Records that describe figures
--------------------------------------------------

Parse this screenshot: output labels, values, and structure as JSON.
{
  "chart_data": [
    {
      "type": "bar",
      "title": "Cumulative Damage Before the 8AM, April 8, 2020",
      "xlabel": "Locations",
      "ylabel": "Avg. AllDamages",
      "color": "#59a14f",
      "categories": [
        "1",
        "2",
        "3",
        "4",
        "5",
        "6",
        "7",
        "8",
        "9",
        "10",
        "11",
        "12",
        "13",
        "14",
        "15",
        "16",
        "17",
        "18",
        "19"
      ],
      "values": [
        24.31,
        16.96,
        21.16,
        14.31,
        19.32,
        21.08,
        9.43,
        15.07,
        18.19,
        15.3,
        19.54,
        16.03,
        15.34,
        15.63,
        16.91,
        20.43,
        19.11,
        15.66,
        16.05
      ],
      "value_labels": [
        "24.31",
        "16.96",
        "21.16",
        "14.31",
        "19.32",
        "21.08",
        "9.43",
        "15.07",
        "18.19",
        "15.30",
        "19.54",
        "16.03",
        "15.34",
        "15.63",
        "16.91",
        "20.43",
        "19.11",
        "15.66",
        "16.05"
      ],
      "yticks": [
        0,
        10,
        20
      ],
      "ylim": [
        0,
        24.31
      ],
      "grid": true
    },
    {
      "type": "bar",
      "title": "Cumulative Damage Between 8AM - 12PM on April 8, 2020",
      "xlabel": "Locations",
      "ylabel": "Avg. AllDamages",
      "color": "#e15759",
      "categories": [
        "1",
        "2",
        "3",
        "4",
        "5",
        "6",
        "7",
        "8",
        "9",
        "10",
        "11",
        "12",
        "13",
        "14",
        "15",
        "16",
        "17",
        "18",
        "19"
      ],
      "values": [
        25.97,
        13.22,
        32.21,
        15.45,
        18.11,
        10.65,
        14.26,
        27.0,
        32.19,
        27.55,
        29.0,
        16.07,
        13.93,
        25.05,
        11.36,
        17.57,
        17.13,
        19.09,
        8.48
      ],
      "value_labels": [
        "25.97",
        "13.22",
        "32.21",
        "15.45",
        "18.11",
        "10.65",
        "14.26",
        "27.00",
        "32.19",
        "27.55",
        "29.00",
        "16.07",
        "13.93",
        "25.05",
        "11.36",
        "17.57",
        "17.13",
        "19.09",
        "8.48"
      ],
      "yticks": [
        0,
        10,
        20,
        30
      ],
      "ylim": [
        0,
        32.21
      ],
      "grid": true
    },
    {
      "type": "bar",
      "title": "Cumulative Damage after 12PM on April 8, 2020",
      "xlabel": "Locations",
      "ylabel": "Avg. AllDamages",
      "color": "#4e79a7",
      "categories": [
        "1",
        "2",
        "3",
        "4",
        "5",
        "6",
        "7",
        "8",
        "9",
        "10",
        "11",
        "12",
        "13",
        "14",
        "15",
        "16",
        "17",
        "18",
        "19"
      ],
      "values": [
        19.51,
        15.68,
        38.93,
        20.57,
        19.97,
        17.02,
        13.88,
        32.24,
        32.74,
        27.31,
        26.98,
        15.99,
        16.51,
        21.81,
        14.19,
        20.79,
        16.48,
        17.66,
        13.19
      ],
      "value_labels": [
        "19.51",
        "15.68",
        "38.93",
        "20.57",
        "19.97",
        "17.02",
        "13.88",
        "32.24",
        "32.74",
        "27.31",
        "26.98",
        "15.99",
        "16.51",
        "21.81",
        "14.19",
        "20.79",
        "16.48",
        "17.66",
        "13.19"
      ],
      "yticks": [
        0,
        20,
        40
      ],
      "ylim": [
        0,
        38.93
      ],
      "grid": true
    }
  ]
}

--------------------------------------------------

INSTRUCTIONS TO FOLLOW:
Each entry is to be returned in full, character for character.

ANSWER TO THE EXERCISE:
Parse this screenshot: output labels, values, and structure as JSON.
{
  "chart_data": [
    {
      "type": "bar",
      "title": "Cumulative Damage Before the 8AM, April 8, 2020",
      "xlabel": "Locations",
      "ylabel": "Avg. AllDamages",
      "color": "#59a14f",
      "categories": [
        "1",
        "2",
        "3",
        "4",
        "5",
        "6",
        "7",
        "8",
        "9",
        "10",
        "11",
        "12",
        "13",
        "14",
        "15",
        "16",
        "17",
        "18",
        "19"
      ],
      "values": [
        24.31,
        16.96,
        21.16,
        14.31,
        19.32,
        21.08,
        9.43,
        15.07,
        18.19,
        15.3,
        19.54,
        16.03,
        15.34,
        15.63,
        16.91,
        20.43,
        19.11,
        15.66,
        16.05
      ],
      "value_labels": [
        "24.31",
        "16.96",
        "21.16",
        "14.31",
        "19.32",
        "21.08",
        "9.43",
        "15.07",
        "18.19",
        "15.30",
        "19.54",
        "16.03",
        "15.34",
        "15.63",
        "16.91",
        "20.43",
        "19.11",
        "15.66",
        "16.05"
      ],
      "yticks": [
        0,
        10,
        20
      ],
      "ylim": [
        0,
        24.31
      ],
      "grid": true
    },
    {
      "type": "bar",
      "title": "Cumulative Damage Between 8AM - 12PM on April 8, 2020",
      "xlabel": "Locations",
      "ylabel": "Avg. AllDamages",
      "color": "#e15759",
      "categories": [
        "1",
        "2",
        "3",
        "4",
        "5",
        "6",
        "7",
        "8",
        "9",
        "10",
        "11",
        "12",
        "13",
        "14",
        "15",
        "16",
        "17",
        "18",
        "19"
      ],
      "values": [
        25.97,
        13.22,
        32.21,
        15.45,
        18.11,
        10.65,
        14.26,
        27.0,
        32.19,
        27.55,
        29.0,
        16.07,
        13.93,
        25.05,
        11.36,
        17.57,
        17.13,
        19.09,
        8.48
      ],
      "value_labels": [
        "25.97",
        "13.22",
        "32.21",
        "15.45",
        "18.11",
        "10.65",
        "14.26",
        "27.00",
        "32.19",
        "27.55",
        "29.00",
        "16.07",
        "13.93",
        "25.05",
        "11.36",
        "17.57",
        "17.13",
        "19.09",
        "8.48"
      ],
      "yticks": [
        0,
        10,
        20,
        30
      ],
      "ylim": [
        0,
        32.21
      ],
      "grid": true
    },
    {
      "type": "bar",
      "title": "Cumulative Damage after 12PM on April 8, 2020",
      "xlabel": "Locations",
      "ylabel": "Avg. AllDamages",
      "color": "#4e79a7",
      "categories": [
        "1",
        "2",
        "3",
        "4",
        "5",
        "6",
        "7",
        "8",
        "9",
        "10",
        "11",
        "12",
        "13",
        "14",
        "15",
        "16",
        "17",
        "18",
        "19"
      ],
      "values": [
        19.51,
        15.68,
        38.93,
        20.57,
        19.97,
        17.02,
        13.88,
        32.24,
        32.74,
        27.31,
        26.98,
        15.99,
        16.51,
        21.81,
        14.19,
        20.79,
        16.48,
        17.66,
        13.19
      ],
      "value_labels": [
        "19.51",
        "15.68",
        "38.93",
        "20.57",
        "19.97",
        "17.02",
        "13.88",
        "32.24",
        "32.74",
        "27.31",
        "26.98",
        "15.99",
        "16.51",
        "21.81",
        "14.19",
        "20.79",
        "16.48",
        "17.66",
        "13.19"
      ],
      "yticks": [
        0,
        20,
        40
      ],
      "ylim": [
        0,
        38.93
      ],
      "grid": true
    }
  ]
}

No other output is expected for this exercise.